Dataset excerpt:
----------
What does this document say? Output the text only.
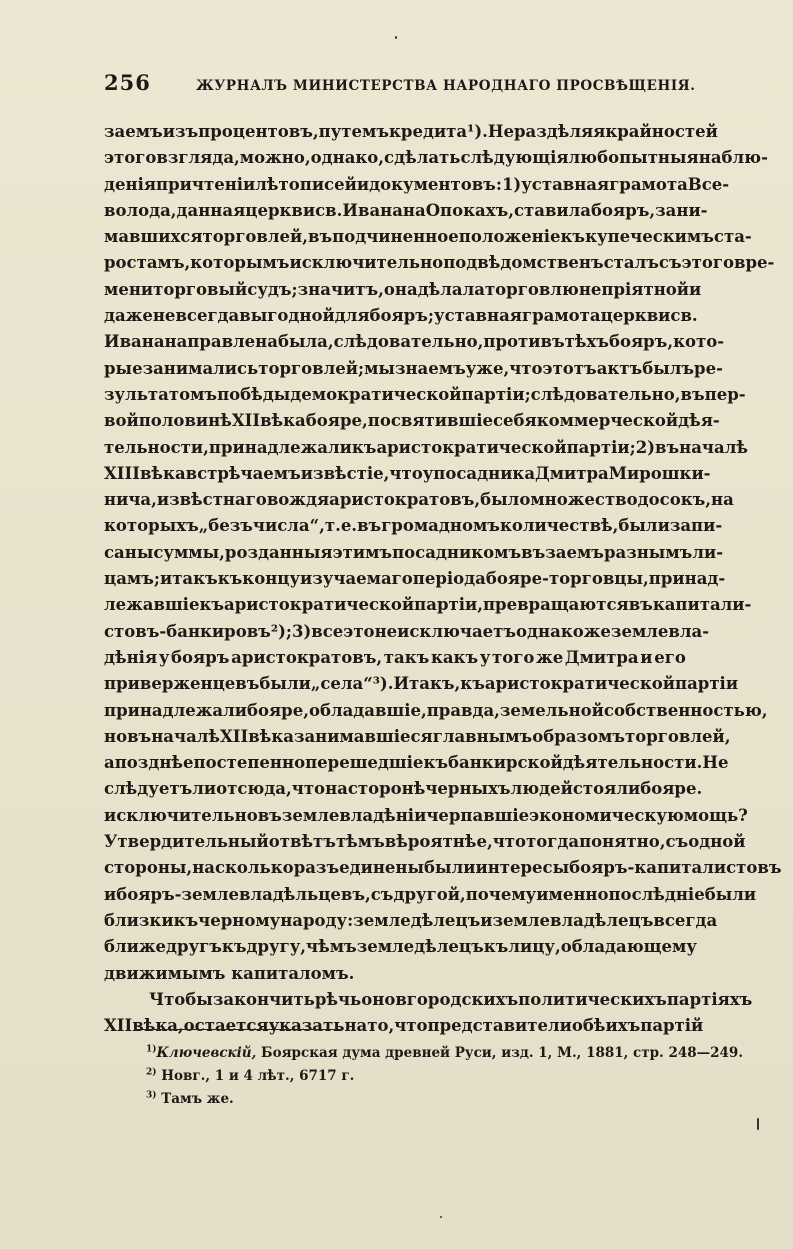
256	ЖУРНАЛЪ МИНИСТЕРСТВА НАРОДНАГО ПРОСВѢЩЕНІЯ.
заемъ изъ процентовъ, путемъ кредита ¹). Не раздѣляя крайностей
этого взгляда, можно, однако, сдѣлать слѣдующія любопытныя наблю-
денія при чтеніи лѣтописей и документовъ: 1) уставная грамота Все-
волода, данная церкви св. Ивана на Опокахъ, ставила бояръ, зани-
мавшихся торговлей, въ подчиненное положеніе къ купеческимъ ста-
ростамъ, которымъ исключительно подвѣдомственъ сталъ съ этого вре-
мени торговый судъ; значитъ, она дѣлала торговлю непріятной и
даже не всегда выгодной для бояръ; уставная грамота церкви св.
Ивана направлена была, слѣдовательно, противъ тѣхъ бояръ, кото-
рые занимались торговлей; мы знаемъ уже, что этотъ актъ былъ ре-
зультатомъ побѣды демократической партіи; слѣдовательно, въ пер-
вой половинѣ XII вѣка бояре, посвятившіе себя коммерческой дѣя-
тельности, принадлежали къ аристократической партіи; 2) въ началѣ
XIII вѣка встрѣчаемъ извѣстіе, что у посадника Дмитра Мирошки-
нича, извѣстнаго вождя аристократовъ, было множество досокъ, на
которыхъ „безъ числа“, т. е. въ громадномъ количествѣ, были запи-
саны суммы, розданныя этимъ посадникомъ въ заемъ разнымъ ли-
цамъ; итакъ къ концу изучаемаго періода бояре-торговцы, принад-
лежавшіе къ аристократической партіи, превращаются въ капитали-
стовъ-банкировъ ²); 3) все это не исключаетъ однако же землевла-
дѣнія у бояръ аристократовъ, такъ какъ у того же Дмитра и его
приверженцевъ были „села“ ³). Итакъ, къ аристократической партіи
принадлежали бояре, обладавшіе, правда, земельной собственностью,
но въ началѣ XII вѣка занимавшіеся главнымъ образомъ торговлей,
а позднѣе постепенно перешедшіе къ банкирской дѣятельности. Не
слѣдуетъ ли отсюда, что на сторонѣ черныхъ людей стояли бояре.
исключительно въ землевладѣніи черпавшіе экономическую мощь?
Утвердительный отвѣтъ тѣмъ вѣроятнѣе, что тогда понятно, съ одной
стороны, насколько разъединены были интересы бояръ-капиталистовъ
и бояръ-землевладѣльцевъ, съ другой, почему именно послѣдніе были
близки къ черному народу: земледѣлецъ и землевладѣлецъ всегда
ближе другъ къ другу, чѣмъ земледѣлецъ къ лицу, обладающему
движимымъ капиталомъ.
Чтобы закончить рѣчь о новгородскихъ политическихъ партіяхъ
XII вѣка, остается указать на то, что представители обѣихъ партій
$^{1)}$Ключевскій, Боярская дума древней Руси, изд. 1, М., 1881, стр. 248—249.
$^{2)}$ Новг., 1 и 4 лѣт., 6717 г.
$^{3)}$ Тамъ же.
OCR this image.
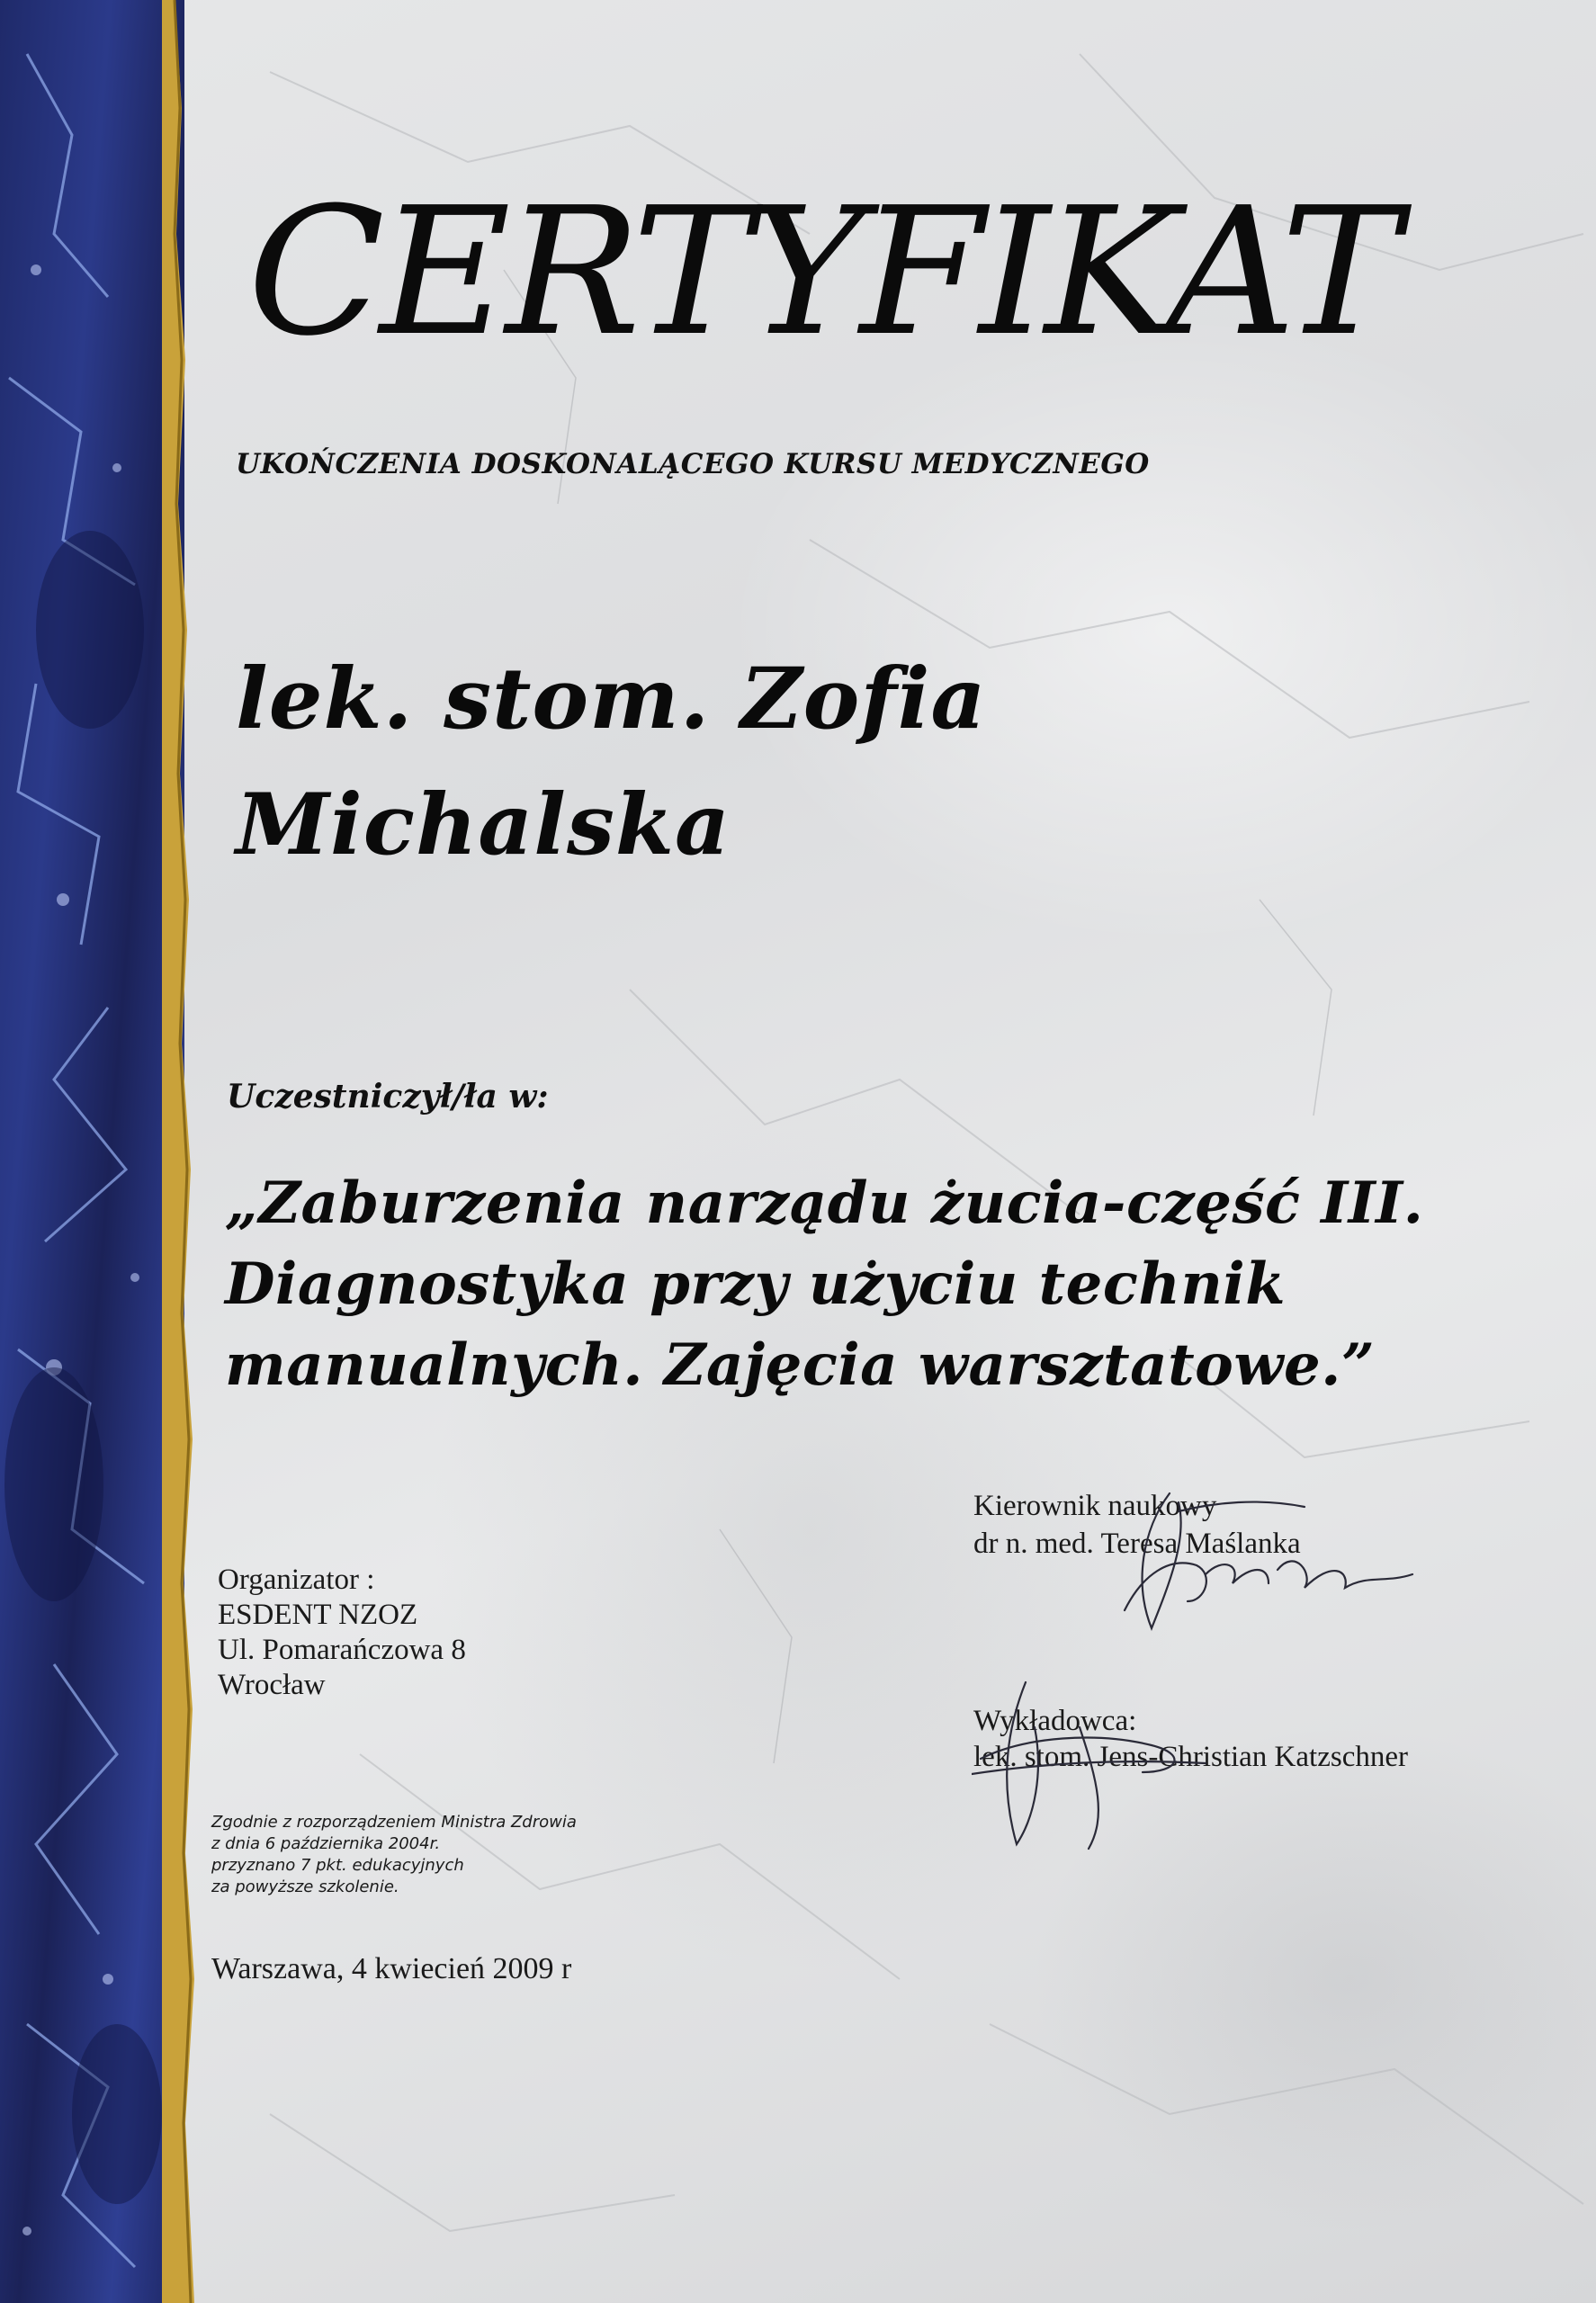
CERTYFIKAT
UKOŃCZENIA DOSKONALĄCEGO KURSU MEDYCZNEGO
lek. stom. Zofia
Michalska
Uczestniczył/ła w:
„Zaburzenia narządu żucia-część III.
Diagnostyka przy użyciu technik
manualnych. Zajęcia warsztatowe.”
Kierownik naukowy
dr n. med. Teresa Maślanka
Organizator :
ESDENT NZOZ
Ul. Pomarańczowa 8
Wrocław
Wykładowca:
lek. stom. Jens-Christian Katzschner
Zgodnie z rozporządzeniem Ministra Zdrowia
z dnia 6 października 2004r.
przyznano 7 pkt. edukacyjnych
za powyższe szkolenie.
Warszawa, 4 kwiecień 2009 r
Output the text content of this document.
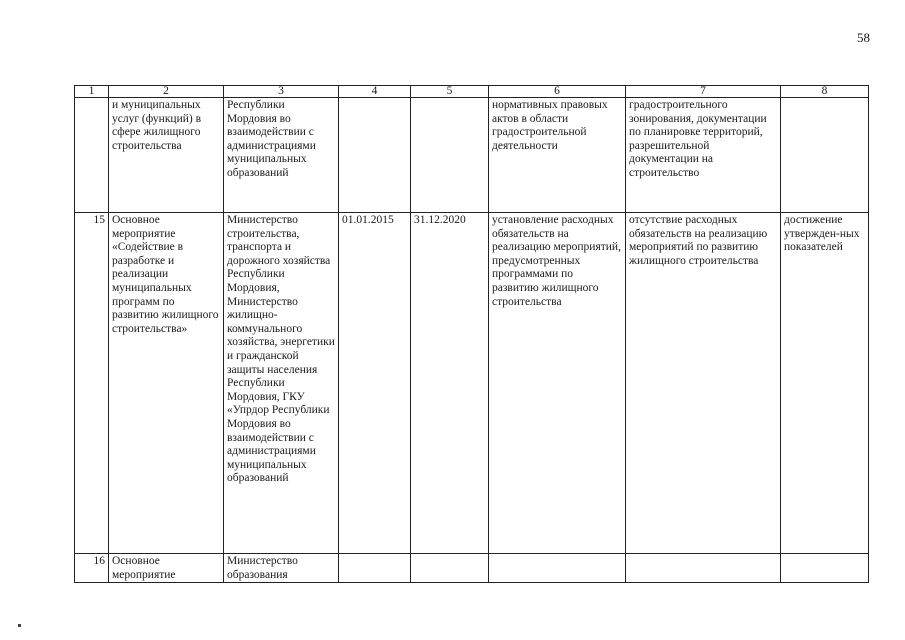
58
1	2	3	4	5	6	7	8
	и муниципальных услуг (функций) в сфере жилищного строительства	Республики Мордовия во взаимодействии с администрациями муниципальных образований			нормативных правовых актов в области градостроительной деятельности	градостроительного зонирования, документации по планировке территорий, разрешительной документации на строительство	
15	Основное мероприятие «Содействие в разработке и реализации муниципальных программ по развитию жилищного строительства»	Министерство строительства, транспорта и дорожного хозяйства Республики Мордовия, Министерство жилищно-коммунального хозяйства, энергетики и гражданской защиты населения Республики Мордовия, ГКУ «Упрдор Республики Мордовия во взаимодействии с администрациями муниципальных образований	01.01.2015	31.12.2020	установление расходных обязательств на реализацию мероприятий, предусмотренных программами по развитию жилищного строительства	отсутствие расходных обязательств на реализацию мероприятий по развитию жилищного строительства	достижение утвержден-ных показателей
16	Основное мероприятие	Министерство образования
----------
▶ _What this task involves_
Repeat the material above verbatim. Leave the pictures behind.

▶ _Written solution_
What does this document say? Output the text only.
256	ЖУРНАЛЪ МИНИСТЕРСТВА НАРОДНАГО ПРОСВѢЩЕНІЯ.
заемъ изъ процентовъ, путемъ кредита ¹). Не раздѣляя крайностей
этого взгляда, можно, однако, сдѣлать слѣдующія любопытныя наблю-
денія при чтеніи лѣтописей и документовъ: 1) уставная грамота Все-
волода, данная церкви св. Ивана на Опокахъ, ставила бояръ, зани-
мавшихся торговлей, въ подчиненное положеніе къ купеческимъ ста-
ростамъ, которымъ исключительно подвѣдомственъ сталъ съ этого вре-
мени торговый судъ; значитъ, она дѣлала торговлю непріятной и
даже не всегда выгодной для бояръ; уставная грамота церкви св.
Ивана направлена была, слѣдовательно, противъ тѣхъ бояръ, кото-
рые занимались торговлей; мы знаемъ уже, что этотъ актъ былъ ре-
зультатомъ побѣды демократической партіи; слѣдовательно, въ пер-
вой половинѣ XII вѣка бояре, посвятившіе себя коммерческой дѣя-
тельности, принадлежали къ аристократической партіи; 2) въ началѣ
XIII вѣка встрѣчаемъ извѣстіе, что у посадника Дмитра Мирошки-
нича, извѣстнаго вождя аристократовъ, было множество досокъ, на
которыхъ „безъ числа“, т. е. въ громадномъ количествѣ, были запи-
саны суммы, розданныя этимъ посадникомъ въ заемъ разнымъ ли-
цамъ; итакъ къ концу изучаемаго періода бояре-торговцы, принад-
лежавшіе къ аристократической партіи, превращаются въ капитали-
стовъ-банкировъ ²); 3) все это не исключаетъ однако же землевла-
дѣнія у бояръ аристократовъ, такъ какъ у того же Дмитра и его
приверженцевъ были „села“ ³). Итакъ, къ аристократической партіи
принадлежали бояре, обладавшіе, правда, земельной собственностью,
но въ началѣ XII вѣка занимавшіеся главнымъ образомъ торговлей,
а позднѣе постепенно перешедшіе къ банкирской дѣятельности. Не
слѣдуетъ ли отсюда, что на сторонѣ черныхъ людей стояли бояре.
исключительно въ землевладѣніи черпавшіе экономическую мощь?
Утвердительный отвѣтъ тѣмъ вѣроятнѣе, что тогда понятно, съ одной
стороны, насколько разъединены были интересы бояръ-капиталистовъ
и бояръ-землевладѣльцевъ, съ другой, почему именно послѣдніе были
близки къ черному народу: земледѣлецъ и землевладѣлецъ всегда
ближе другъ къ другу, чѣмъ земледѣлецъ къ лицу, обладающему
движимымъ капиталомъ.
Чтобы закончить рѣчь о новгородскихъ политическихъ партіяхъ
XII вѣка, остается указать на то, что представители обѣихъ партій
$^{1)}$Ключевскій, Боярская дума древней Руси, изд. 1, М., 1881, стр. 248—249.
$^{2)}$ Новг., 1 и 4 лѣт., 6717 г.
$^{3)}$ Тамъ же.
OCR this image.
CERTYFIKAT
UKOŃCZENIA DOSKONALĄCEGO KURSU MEDYCZNEGO
lek. stom. Zofia
Michalska
Uczestniczył/ła w:
„Zaburzenia narządu żucia-część III.
Diagnostyka przy użyciu technik
manualnych. Zajęcia warsztatowe.”
Kierownik naukowy
dr n. med. Teresa Maślanka
Organizator :
ESDENT NZOZ
Ul. Pomarańczowa 8
Wrocław
Wykładowca:
lek. stom. Jens-Christian Katzschner
Zgodnie z rozporządzeniem Ministra Zdrowia
z dnia 6 października 2004r.
przyznano 7 pkt. edukacyjnych
za powyższe szkolenie.
Warszawa, 4 kwiecień 2009 r
Output the text content of this document.
58
1	2	3	4	5	6	7	8
	и муниципальных услуг (функций) в сфере жилищного строительства	Республики Мордовия во взаимодействии с администрациями муниципальных образований			нормативных правовых актов в области градостроительной деятельности	градостроительного зонирования, документации по планировке территорий, разрешительной документации на строительство	
15	Основное мероприятие «Содействие в разработке и реализации муниципальных программ по развитию жилищного строительства»	Министерство строительства, транспорта и дорожного хозяйства Республики Мордовия, Министерство жилищно-коммунального хозяйства, энергетики и гражданской защиты населения Республики Мордовия, ГКУ «Упрдор Республики Мордовия во взаимодействии с администрациями муниципальных образований	01.01.2015	31.12.2020	установление расходных обязательств на реализацию мероприятий, предусмотренных программами по развитию жилищного строительства	отсутствие расходных обязательств на реализацию мероприятий по развитию жилищного строительства	достижение утвержден-ных показателей
16	Основное мероприятие	Министерство образования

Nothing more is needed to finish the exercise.